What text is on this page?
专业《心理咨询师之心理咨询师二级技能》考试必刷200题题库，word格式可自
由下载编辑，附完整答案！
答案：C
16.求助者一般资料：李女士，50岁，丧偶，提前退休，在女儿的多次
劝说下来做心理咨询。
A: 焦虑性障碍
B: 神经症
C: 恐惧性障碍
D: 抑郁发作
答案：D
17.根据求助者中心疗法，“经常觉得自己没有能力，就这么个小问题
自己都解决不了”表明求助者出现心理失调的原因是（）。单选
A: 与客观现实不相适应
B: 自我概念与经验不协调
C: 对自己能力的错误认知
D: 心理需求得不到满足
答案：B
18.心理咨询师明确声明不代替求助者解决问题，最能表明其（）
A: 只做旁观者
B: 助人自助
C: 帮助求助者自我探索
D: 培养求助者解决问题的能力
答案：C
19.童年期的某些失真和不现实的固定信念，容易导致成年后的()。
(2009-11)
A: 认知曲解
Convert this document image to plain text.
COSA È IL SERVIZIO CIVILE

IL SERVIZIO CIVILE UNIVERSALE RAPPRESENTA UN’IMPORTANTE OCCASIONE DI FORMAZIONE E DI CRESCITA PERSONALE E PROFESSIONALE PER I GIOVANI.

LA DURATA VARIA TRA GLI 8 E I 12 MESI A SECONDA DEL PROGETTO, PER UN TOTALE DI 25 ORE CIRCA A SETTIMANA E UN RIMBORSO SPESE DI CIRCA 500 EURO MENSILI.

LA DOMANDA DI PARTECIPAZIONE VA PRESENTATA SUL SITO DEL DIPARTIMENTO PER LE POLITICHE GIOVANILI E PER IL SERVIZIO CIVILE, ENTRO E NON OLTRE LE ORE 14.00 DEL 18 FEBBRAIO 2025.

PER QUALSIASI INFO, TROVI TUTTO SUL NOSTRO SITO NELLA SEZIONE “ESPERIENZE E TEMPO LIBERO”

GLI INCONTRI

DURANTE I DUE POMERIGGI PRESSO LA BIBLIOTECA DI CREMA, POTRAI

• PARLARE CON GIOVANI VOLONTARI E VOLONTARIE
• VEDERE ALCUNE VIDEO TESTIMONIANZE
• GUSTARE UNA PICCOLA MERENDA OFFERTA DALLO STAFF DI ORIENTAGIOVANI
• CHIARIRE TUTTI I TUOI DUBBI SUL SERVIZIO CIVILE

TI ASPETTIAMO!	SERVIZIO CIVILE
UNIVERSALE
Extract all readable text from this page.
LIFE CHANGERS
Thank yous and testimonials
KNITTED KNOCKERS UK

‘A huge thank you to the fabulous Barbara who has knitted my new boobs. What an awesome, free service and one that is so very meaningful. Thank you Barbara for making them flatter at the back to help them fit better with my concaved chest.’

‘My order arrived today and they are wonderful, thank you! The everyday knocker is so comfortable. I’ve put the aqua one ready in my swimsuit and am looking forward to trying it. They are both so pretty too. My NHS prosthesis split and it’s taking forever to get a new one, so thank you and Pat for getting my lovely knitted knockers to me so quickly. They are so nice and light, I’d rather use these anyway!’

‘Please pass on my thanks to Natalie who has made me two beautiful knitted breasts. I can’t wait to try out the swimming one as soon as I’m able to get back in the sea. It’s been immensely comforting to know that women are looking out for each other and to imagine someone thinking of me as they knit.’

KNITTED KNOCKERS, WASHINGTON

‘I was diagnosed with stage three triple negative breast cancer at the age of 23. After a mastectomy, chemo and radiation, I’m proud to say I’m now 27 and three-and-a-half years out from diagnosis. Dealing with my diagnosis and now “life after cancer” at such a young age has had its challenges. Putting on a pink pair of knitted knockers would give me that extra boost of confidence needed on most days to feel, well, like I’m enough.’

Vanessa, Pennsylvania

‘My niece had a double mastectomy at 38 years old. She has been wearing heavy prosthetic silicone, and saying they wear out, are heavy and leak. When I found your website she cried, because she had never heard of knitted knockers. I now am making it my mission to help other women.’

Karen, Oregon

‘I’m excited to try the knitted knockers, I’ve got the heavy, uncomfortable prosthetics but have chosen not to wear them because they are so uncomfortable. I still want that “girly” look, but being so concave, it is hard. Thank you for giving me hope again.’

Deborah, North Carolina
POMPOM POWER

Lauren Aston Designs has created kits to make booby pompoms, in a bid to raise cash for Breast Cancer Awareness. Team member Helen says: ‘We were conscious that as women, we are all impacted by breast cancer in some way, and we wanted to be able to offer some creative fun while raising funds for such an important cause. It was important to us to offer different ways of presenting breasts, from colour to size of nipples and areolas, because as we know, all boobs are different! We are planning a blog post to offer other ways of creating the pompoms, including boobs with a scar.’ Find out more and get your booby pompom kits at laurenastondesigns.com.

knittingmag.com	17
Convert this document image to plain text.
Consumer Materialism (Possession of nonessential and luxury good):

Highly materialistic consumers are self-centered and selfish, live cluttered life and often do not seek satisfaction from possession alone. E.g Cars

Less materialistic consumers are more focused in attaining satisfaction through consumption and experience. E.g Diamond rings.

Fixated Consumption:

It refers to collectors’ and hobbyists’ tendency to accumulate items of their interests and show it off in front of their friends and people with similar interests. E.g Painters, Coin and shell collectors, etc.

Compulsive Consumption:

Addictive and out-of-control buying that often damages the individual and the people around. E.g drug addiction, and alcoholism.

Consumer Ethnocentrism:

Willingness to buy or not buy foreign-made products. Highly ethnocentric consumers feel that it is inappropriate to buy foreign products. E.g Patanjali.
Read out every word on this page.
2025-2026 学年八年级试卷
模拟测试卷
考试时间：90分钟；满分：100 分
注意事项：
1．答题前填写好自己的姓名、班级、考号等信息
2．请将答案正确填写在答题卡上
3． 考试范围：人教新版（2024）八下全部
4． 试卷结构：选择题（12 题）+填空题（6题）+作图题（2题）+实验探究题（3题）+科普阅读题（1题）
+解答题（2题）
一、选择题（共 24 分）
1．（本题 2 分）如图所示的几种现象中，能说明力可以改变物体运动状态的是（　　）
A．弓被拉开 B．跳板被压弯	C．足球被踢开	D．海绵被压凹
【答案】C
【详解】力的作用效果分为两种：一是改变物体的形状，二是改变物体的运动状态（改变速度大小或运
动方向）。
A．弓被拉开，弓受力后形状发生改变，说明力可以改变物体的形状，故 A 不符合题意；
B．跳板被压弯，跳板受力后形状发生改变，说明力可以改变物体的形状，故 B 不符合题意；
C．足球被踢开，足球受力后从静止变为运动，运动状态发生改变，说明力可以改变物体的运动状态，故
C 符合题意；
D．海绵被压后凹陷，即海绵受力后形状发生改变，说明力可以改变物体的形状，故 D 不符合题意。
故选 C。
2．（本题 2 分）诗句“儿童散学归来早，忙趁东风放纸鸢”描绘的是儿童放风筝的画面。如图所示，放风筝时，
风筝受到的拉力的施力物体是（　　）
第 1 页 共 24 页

#### GIVEN EXERCISE
Search the records above for the string "people". Copy every line that contains it.

#### SOLUTION TO THIS PROBLEM
It refers to collectors’ and hobbyists’ tendency to accumulate items of their interests and show it off in front of their friends and people with similar interests. E.g Painters, Coin and shell collectors, etc.
Addictive and out-of-control buying that often damages the individual and the people around. E.g drug addiction, and alcoholism.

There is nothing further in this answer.